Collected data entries
## begin
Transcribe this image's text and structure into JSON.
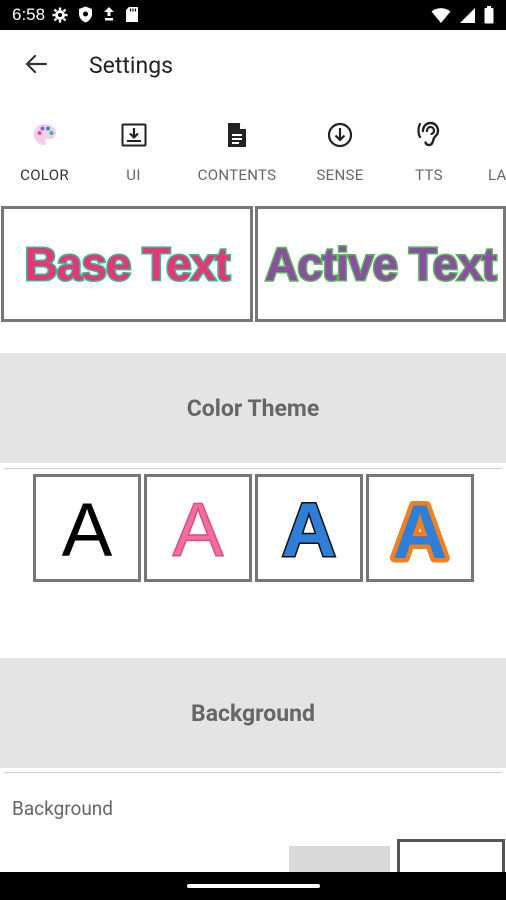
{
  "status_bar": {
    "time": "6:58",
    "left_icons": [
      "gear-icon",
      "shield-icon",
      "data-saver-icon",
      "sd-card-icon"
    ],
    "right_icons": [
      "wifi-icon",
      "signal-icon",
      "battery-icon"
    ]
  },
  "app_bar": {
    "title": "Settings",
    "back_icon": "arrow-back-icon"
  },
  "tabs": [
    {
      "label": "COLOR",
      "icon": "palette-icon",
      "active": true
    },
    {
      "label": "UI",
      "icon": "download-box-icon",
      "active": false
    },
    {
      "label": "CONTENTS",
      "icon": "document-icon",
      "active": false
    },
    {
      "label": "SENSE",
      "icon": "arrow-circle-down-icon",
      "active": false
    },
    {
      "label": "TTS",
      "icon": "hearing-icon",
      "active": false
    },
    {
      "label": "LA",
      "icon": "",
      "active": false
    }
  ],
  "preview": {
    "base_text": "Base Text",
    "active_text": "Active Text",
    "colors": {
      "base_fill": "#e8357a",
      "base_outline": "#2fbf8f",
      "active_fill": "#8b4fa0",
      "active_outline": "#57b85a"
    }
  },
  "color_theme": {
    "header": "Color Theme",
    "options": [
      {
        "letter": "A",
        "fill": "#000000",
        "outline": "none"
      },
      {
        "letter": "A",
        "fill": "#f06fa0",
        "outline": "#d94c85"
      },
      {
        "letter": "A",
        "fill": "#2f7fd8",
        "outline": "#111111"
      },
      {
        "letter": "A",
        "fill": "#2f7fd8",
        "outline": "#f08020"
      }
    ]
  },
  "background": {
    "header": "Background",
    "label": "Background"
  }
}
## end
## begin
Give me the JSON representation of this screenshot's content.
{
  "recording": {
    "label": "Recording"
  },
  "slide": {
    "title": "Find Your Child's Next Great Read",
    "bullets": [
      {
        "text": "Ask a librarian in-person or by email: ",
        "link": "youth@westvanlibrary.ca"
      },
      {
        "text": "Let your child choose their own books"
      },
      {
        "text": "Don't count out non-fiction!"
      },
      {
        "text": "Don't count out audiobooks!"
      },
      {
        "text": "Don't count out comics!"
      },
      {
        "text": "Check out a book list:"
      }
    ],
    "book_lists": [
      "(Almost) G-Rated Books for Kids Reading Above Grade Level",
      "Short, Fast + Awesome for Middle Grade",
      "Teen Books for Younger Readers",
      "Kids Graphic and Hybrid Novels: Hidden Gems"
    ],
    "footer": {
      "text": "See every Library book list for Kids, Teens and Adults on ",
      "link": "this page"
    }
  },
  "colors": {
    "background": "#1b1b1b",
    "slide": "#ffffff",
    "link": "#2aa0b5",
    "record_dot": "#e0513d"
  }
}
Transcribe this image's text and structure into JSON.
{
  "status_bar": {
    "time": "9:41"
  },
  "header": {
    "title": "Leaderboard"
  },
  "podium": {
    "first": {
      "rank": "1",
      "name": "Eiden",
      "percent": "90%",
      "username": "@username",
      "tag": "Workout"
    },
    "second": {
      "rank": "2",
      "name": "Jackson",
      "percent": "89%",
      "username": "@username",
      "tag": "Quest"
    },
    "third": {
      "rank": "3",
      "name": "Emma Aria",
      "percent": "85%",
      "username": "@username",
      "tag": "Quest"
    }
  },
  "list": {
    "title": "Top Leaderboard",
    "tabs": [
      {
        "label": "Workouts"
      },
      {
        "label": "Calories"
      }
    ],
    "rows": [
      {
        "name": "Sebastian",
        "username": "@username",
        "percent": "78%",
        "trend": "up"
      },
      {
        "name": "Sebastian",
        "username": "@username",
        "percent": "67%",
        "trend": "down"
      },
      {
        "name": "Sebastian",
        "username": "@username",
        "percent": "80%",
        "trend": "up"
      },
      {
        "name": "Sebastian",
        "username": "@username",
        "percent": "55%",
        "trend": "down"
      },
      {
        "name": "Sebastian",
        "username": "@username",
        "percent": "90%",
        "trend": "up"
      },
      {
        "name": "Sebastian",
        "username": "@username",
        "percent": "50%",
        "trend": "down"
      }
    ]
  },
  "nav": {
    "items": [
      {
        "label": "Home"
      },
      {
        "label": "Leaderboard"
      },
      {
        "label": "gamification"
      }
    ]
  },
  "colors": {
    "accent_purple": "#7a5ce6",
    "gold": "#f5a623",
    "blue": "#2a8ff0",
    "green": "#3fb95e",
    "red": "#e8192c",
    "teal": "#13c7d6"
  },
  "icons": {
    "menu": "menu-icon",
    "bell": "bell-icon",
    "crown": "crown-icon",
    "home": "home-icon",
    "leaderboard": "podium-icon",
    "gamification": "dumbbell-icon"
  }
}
## end
YOUR INSTRUCTIONS: Pull every line containing "header" out of the records.

ANSWER TO THIS EXERCISE:
    "header": "Color Theme",
    "header": "Background",
  "header": {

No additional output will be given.